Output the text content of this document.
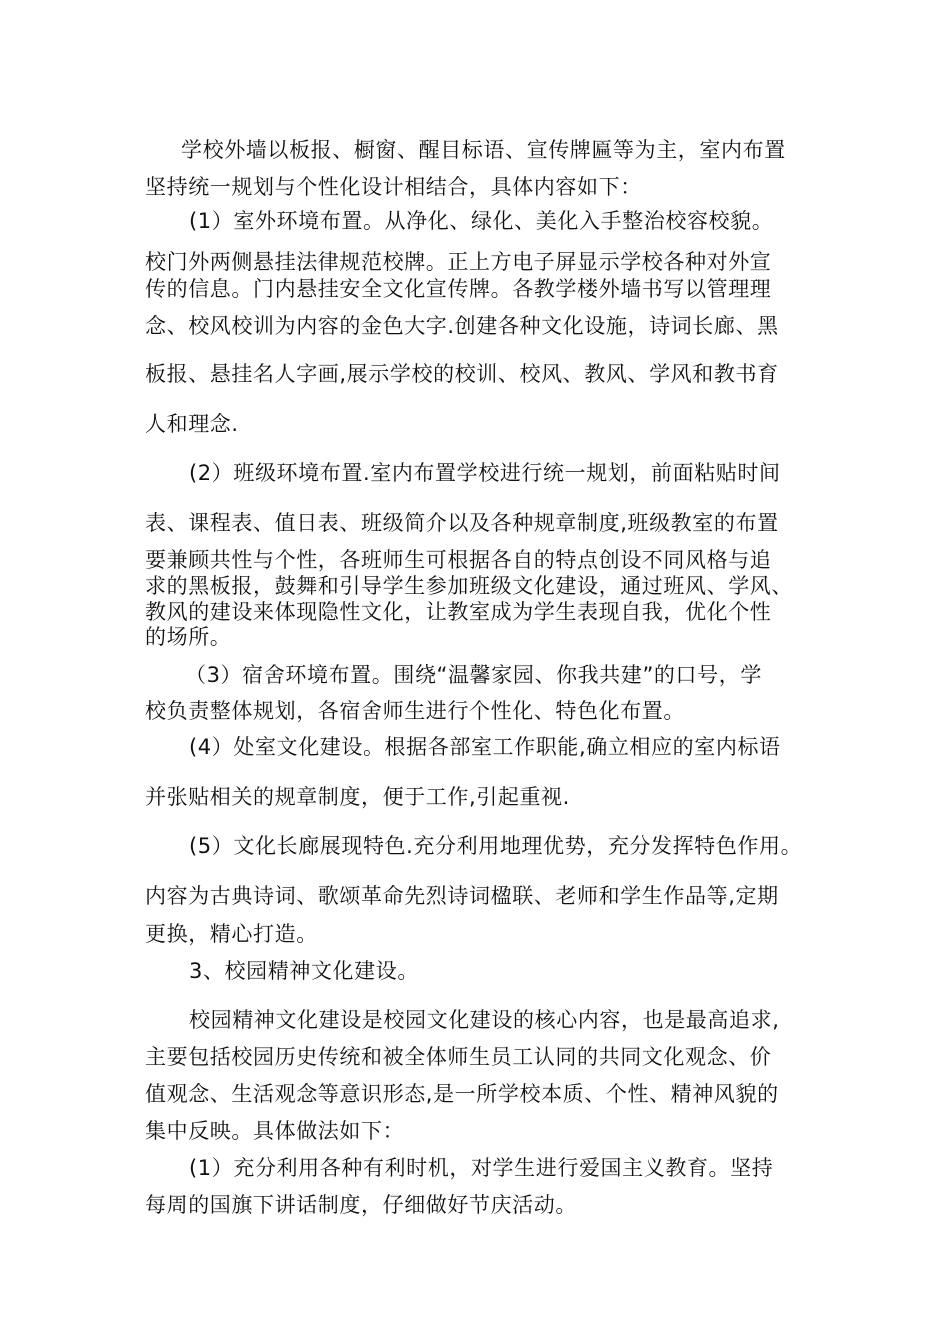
学校外墙以板报、橱窗、醒目标语、宣传牌匾等为主，室内布置
坚持统一规划与个性化设计相结合，具体内容如下：
(1）室外环境布置。从净化、绿化、美化入手整治校容校貌。
校门外两侧悬挂法律规范校牌。正上方电子屏显示学校各种对外宣
传的信息。门内悬挂安全文化宣传牌。各教学楼外墙书写以管理理
念、校风校训为内容的金色大字.创建各种文化设施，诗词长廊、黑
板报、悬挂名人字画,展示学校的校训、校风、教风、学风和教书育
人和理念.
(2）班级环境布置.室内布置学校进行统一规划，前面粘贴时间
表、课程表、值日表、班级简介以及各种规章制度,班级教室的布置
要兼顾共性与个性，各班师生可根据各自的特点创设不同风格与追
求的黑板报，鼓舞和引导学生参加班级文化建设，通过班风、学风、
教风的建设来体现隐性文化，让教室成为学生表现自我，优化个性
的场所。
（3）宿舍环境布置。围绕“温馨家园、你我共建”的口号，学
校负责整体规划，各宿舍师生进行个性化、特色化布置。
(4）处室文化建设。根据各部室工作职能,确立相应的室内标语
并张贴相关的规章制度，便于工作,引起重视.
(5）文化长廊展现特色.充分利用地理优势，充分发挥特色作用。
内容为古典诗词、歌颂革命先烈诗词楹联、老师和学生作品等,定期
更换，精心打造。
3、校园精神文化建设。
校园精神文化建设是校园文化建设的核心内容，也是最高追求,
主要包括校园历史传统和被全体师生员工认同的共同文化观念、价
值观念、生活观念等意识形态,是一所学校本质、个性、精神风貌的
集中反映。具体做法如下：
(1）充分利用各种有利时机，对学生进行爱国主义教育。坚持
每周的国旗下讲话制度，仔细做好节庆活动。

• _Written task_:
From the entries above, output every line exactly and omit any image.

• _Answer for this exercise_:
Output the text content of this document.
学校外墙以板报、橱窗、醒目标语、宣传牌匾等为主，室内布置
坚持统一规划与个性化设计相结合，具体内容如下：
(1）室外环境布置。从净化、绿化、美化入手整治校容校貌。
校门外两侧悬挂法律规范校牌。正上方电子屏显示学校各种对外宣
传的信息。门内悬挂安全文化宣传牌。各教学楼外墙书写以管理理
念、校风校训为内容的金色大字.创建各种文化设施，诗词长廊、黑
板报、悬挂名人字画,展示学校的校训、校风、教风、学风和教书育
人和理念.
(2）班级环境布置.室内布置学校进行统一规划，前面粘贴时间
表、课程表、值日表、班级简介以及各种规章制度,班级教室的布置
要兼顾共性与个性，各班师生可根据各自的特点创设不同风格与追
求的黑板报，鼓舞和引导学生参加班级文化建设，通过班风、学风、
教风的建设来体现隐性文化，让教室成为学生表现自我，优化个性
的场所。
（3）宿舍环境布置。围绕“温馨家园、你我共建”的口号，学
校负责整体规划，各宿舍师生进行个性化、特色化布置。
(4）处室文化建设。根据各部室工作职能,确立相应的室内标语
并张贴相关的规章制度，便于工作,引起重视.
(5）文化长廊展现特色.充分利用地理优势，充分发挥特色作用。
内容为古典诗词、歌颂革命先烈诗词楹联、老师和学生作品等,定期
更换，精心打造。
3、校园精神文化建设。
校园精神文化建设是校园文化建设的核心内容，也是最高追求,
主要包括校园历史传统和被全体师生员工认同的共同文化观念、价
值观念、生活观念等意识形态,是一所学校本质、个性、精神风貌的
集中反映。具体做法如下：
(1）充分利用各种有利时机，对学生进行爱国主义教育。坚持
每周的国旗下讲话制度，仔细做好节庆活动。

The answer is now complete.